# WORK TO DO
Count the lines that include the string "JSON", and give only that number.

# Saved data entries
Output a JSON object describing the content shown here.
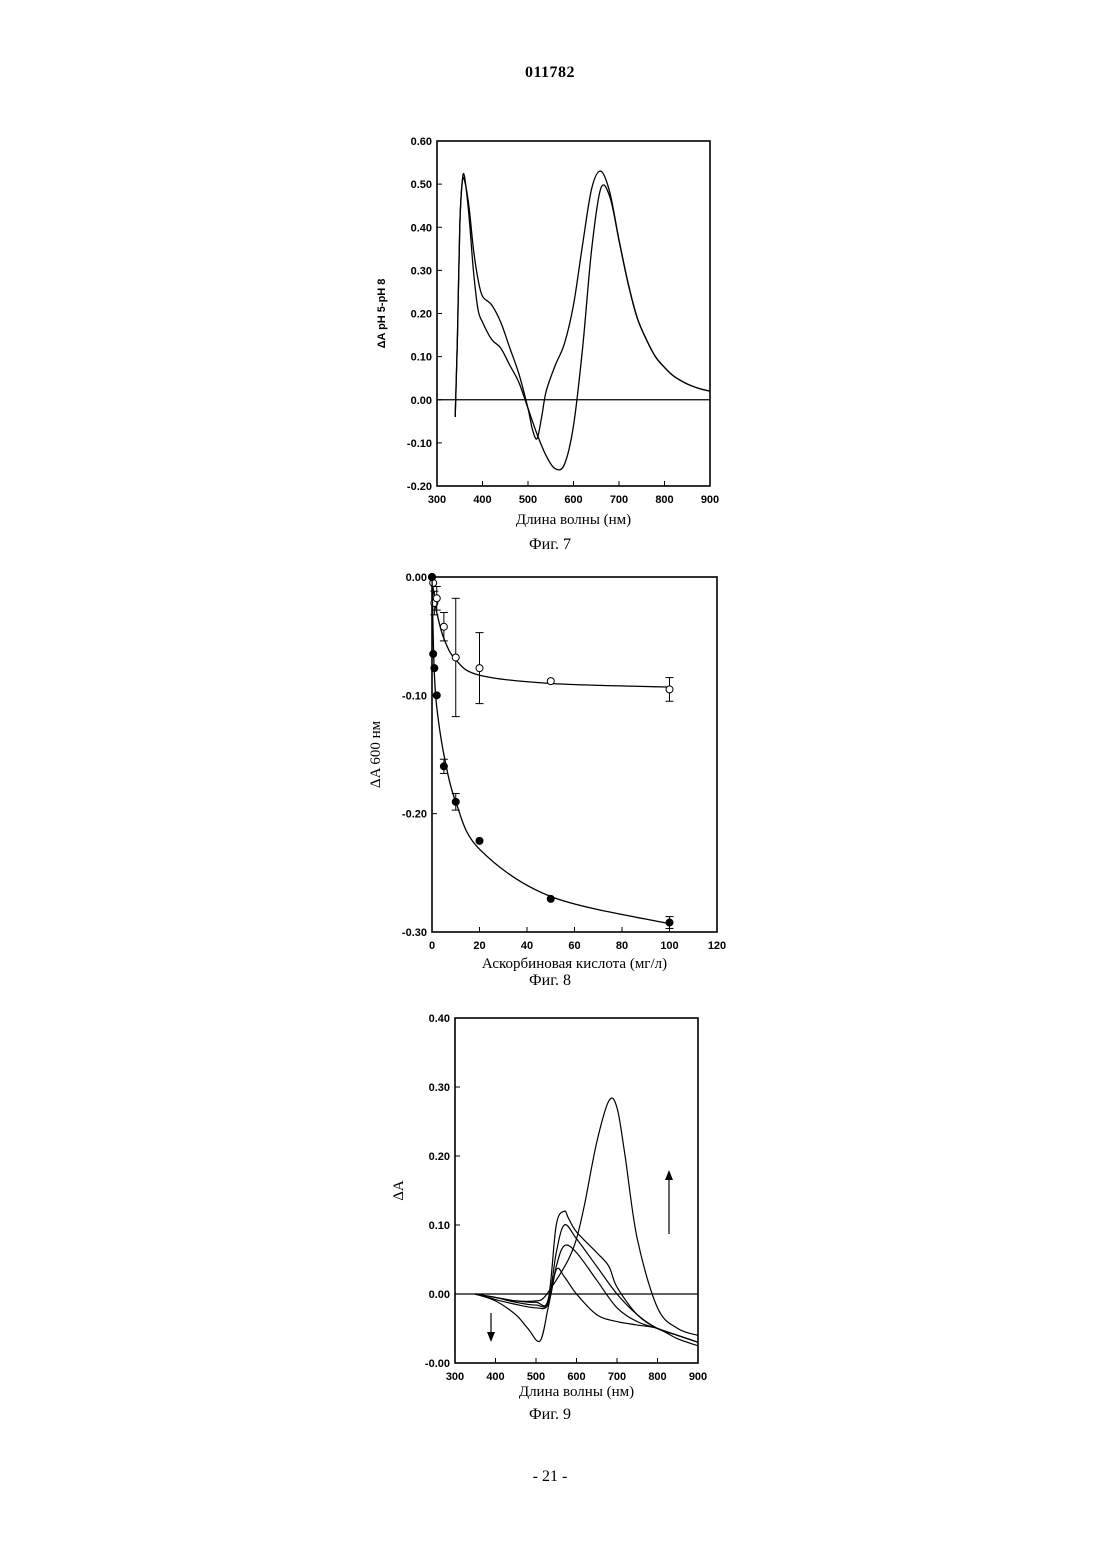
{
  "header": {
    "doc_number": "011782"
  },
  "footer": {
    "page_number": "- 21 -"
  },
  "chart_data": [
    {
      "type": "line",
      "caption": "Фиг. 7",
      "xlabel": "Длина волны (нм)",
      "ylabel": "ΔA pH 5-pH 8",
      "xlim": [
        300,
        900
      ],
      "ylim": [
        -0.2,
        0.6
      ],
      "xticks": [
        "300",
        "400",
        "500",
        "600",
        "700",
        "800",
        "900"
      ],
      "yticks": [
        "-0.20",
        "-0.10",
        "0.00",
        "0.10",
        "0.20",
        "0.30",
        "0.40",
        "0.50",
        "0.60"
      ],
      "series": [
        {
          "x": [
            340,
            345,
            350,
            355,
            360,
            370,
            380,
            390,
            400,
            420,
            440,
            460,
            480,
            500,
            510,
            520,
            530,
            540,
            560,
            580,
            600,
            620,
            640,
            660,
            680,
            700,
            720,
            740,
            760,
            780,
            800,
            820,
            840,
            860,
            880,
            900
          ],
          "y": [
            -0.04,
            0.15,
            0.4,
            0.5,
            0.51,
            0.45,
            0.35,
            0.28,
            0.24,
            0.22,
            0.18,
            0.12,
            0.06,
            -0.02,
            -0.07,
            -0.09,
            -0.04,
            0.02,
            0.08,
            0.13,
            0.22,
            0.36,
            0.49,
            0.53,
            0.48,
            0.37,
            0.27,
            0.19,
            0.14,
            0.1,
            0.075,
            0.055,
            0.042,
            0.032,
            0.025,
            0.02
          ]
        },
        {
          "x": [
            340,
            345,
            350,
            355,
            360,
            370,
            380,
            390,
            400,
            420,
            440,
            460,
            480,
            500,
            520,
            540,
            560,
            580,
            600,
            620,
            640,
            660,
            680,
            700,
            720,
            740,
            760,
            780,
            800,
            820,
            840,
            860,
            880,
            900
          ],
          "y": [
            -0.04,
            0.15,
            0.4,
            0.5,
            0.52,
            0.43,
            0.3,
            0.21,
            0.18,
            0.14,
            0.12,
            0.08,
            0.04,
            -0.02,
            -0.08,
            -0.13,
            -0.16,
            -0.15,
            -0.06,
            0.12,
            0.35,
            0.49,
            0.47,
            0.37,
            0.27,
            0.19,
            0.14,
            0.1,
            0.075,
            0.055,
            0.042,
            0.032,
            0.025,
            0.02
          ]
        }
      ]
    },
    {
      "type": "scatter",
      "caption": "Фиг. 8",
      "xlabel": "Аскорбиновая кислота (мг/л)",
      "ylabel": "ΔA 600  нм",
      "xlim": [
        0,
        120
      ],
      "ylim": [
        -0.3,
        0.0
      ],
      "xticks": [
        "0",
        "20",
        "40",
        "60",
        "80",
        "100",
        "120"
      ],
      "yticks": [
        "-0.30",
        "-0.20",
        "-0.10",
        "0.00"
      ],
      "series": [
        {
          "marker": "open",
          "x": [
            0,
            0.5,
            1,
            2,
            5,
            10,
            20,
            50,
            100
          ],
          "y": [
            0.0,
            -0.005,
            -0.022,
            -0.018,
            -0.042,
            -0.068,
            -0.077,
            -0.088,
            -0.095
          ],
          "err": [
            0.0,
            0.0,
            0.01,
            0.01,
            0.012,
            0.05,
            0.03,
            0.0,
            0.01
          ],
          "fit_y": [
            0.0,
            -0.01,
            -0.018,
            -0.03,
            -0.052,
            -0.07,
            -0.083,
            -0.09,
            -0.093
          ]
        },
        {
          "marker": "filled",
          "x": [
            0,
            0.5,
            1,
            2,
            5,
            10,
            20,
            50,
            100
          ],
          "y": [
            0.0,
            -0.065,
            -0.077,
            -0.1,
            -0.16,
            -0.19,
            -0.223,
            -0.272,
            -0.292
          ],
          "err": [
            0.0,
            0.0,
            0.0,
            0.0,
            0.006,
            0.007,
            0.0,
            0.0,
            0.005
          ],
          "fit_y": [
            0.0,
            -0.05,
            -0.082,
            -0.11,
            -0.15,
            -0.19,
            -0.23,
            -0.27,
            -0.293
          ]
        }
      ]
    },
    {
      "type": "line",
      "caption": "Фиг. 9",
      "xlabel": "Длина волны (нм)",
      "ylabel": "ΔA",
      "xlim": [
        300,
        900
      ],
      "ylim": [
        -0.1,
        0.4
      ],
      "xticks": [
        "300",
        "400",
        "500",
        "600",
        "700",
        "800",
        "900"
      ],
      "yticks": [
        "-0.00",
        "0.00",
        "0.10",
        "0.20",
        "0.30",
        "0.40"
      ],
      "series": [
        {
          "x": [
            350,
            400,
            450,
            500,
            520,
            550,
            580,
            600,
            620,
            650,
            680,
            700,
            720,
            750,
            800,
            850,
            900
          ],
          "y": [
            0.0,
            -0.005,
            -0.01,
            -0.01,
            -0.005,
            0.02,
            0.05,
            0.08,
            0.13,
            0.22,
            0.28,
            0.27,
            0.2,
            0.08,
            -0.02,
            -0.05,
            -0.06
          ]
        },
        {
          "x": [
            350,
            400,
            450,
            500,
            530,
            550,
            570,
            580,
            600,
            650,
            680,
            700,
            750,
            800,
            850,
            900
          ],
          "y": [
            0.0,
            -0.005,
            -0.01,
            -0.012,
            -0.008,
            0.1,
            0.12,
            0.11,
            0.09,
            0.06,
            0.04,
            0.01,
            -0.03,
            -0.05,
            -0.06,
            -0.07
          ]
        },
        {
          "x": [
            350,
            400,
            450,
            500,
            530,
            550,
            570,
            600,
            650,
            700,
            750,
            800,
            850,
            900
          ],
          "y": [
            0.0,
            -0.005,
            -0.012,
            -0.016,
            -0.012,
            0.06,
            0.1,
            0.08,
            0.04,
            0.0,
            -0.03,
            -0.05,
            -0.06,
            -0.07
          ]
        },
        {
          "x": [
            350,
            400,
            450,
            500,
            530,
            550,
            570,
            600,
            650,
            700,
            750,
            800,
            850,
            900
          ],
          "y": [
            0.0,
            -0.008,
            -0.015,
            -0.02,
            -0.015,
            0.04,
            0.07,
            0.06,
            0.02,
            -0.02,
            -0.04,
            -0.05,
            -0.06,
            -0.07
          ]
        },
        {
          "x": [
            350,
            400,
            450,
            480,
            510,
            530,
            550,
            570,
            600,
            650,
            700,
            750,
            800,
            850,
            900
          ],
          "y": [
            0.0,
            -0.01,
            -0.03,
            -0.05,
            -0.068,
            -0.02,
            0.035,
            0.025,
            0.0,
            -0.03,
            -0.04,
            -0.045,
            -0.05,
            -0.065,
            -0.075
          ]
        }
      ]
    }
  ]
}
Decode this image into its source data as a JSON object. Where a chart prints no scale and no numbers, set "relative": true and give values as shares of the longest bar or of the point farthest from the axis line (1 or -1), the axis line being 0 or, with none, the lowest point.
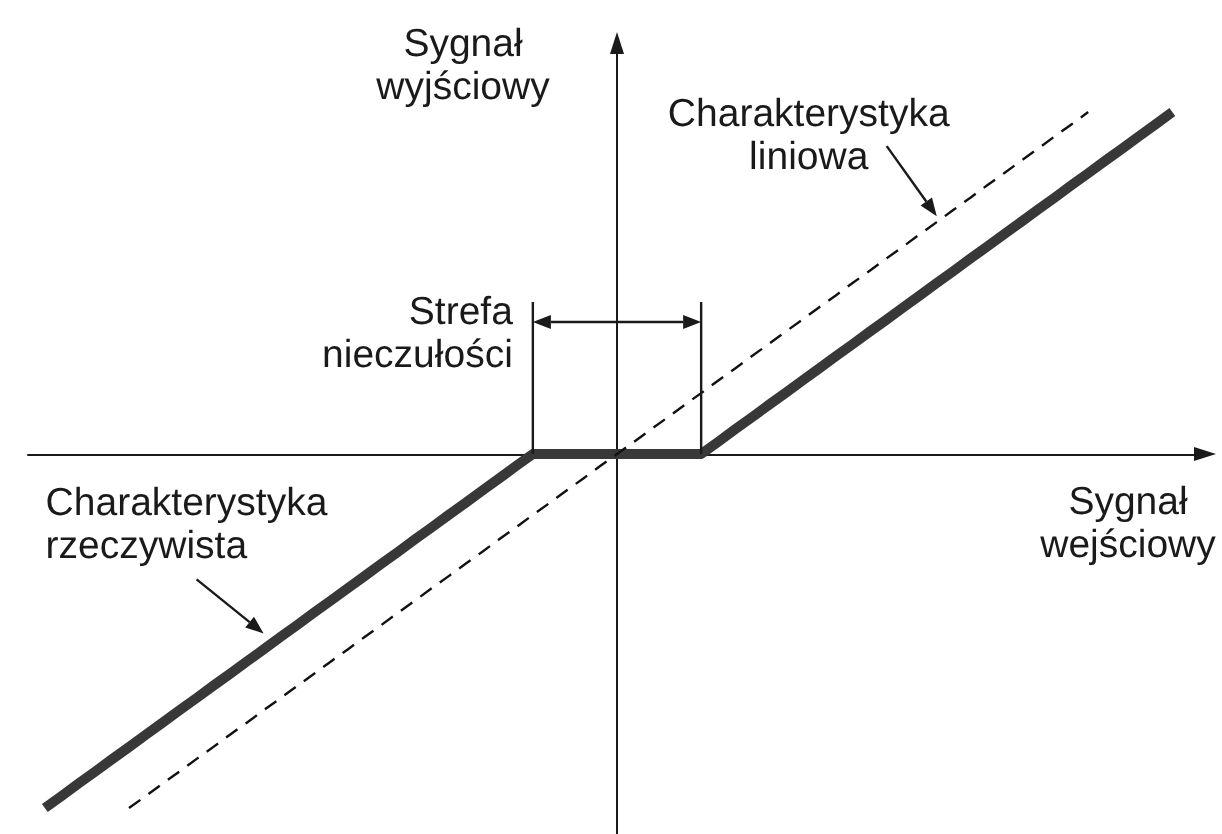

# WRITTEN SOLUTION
2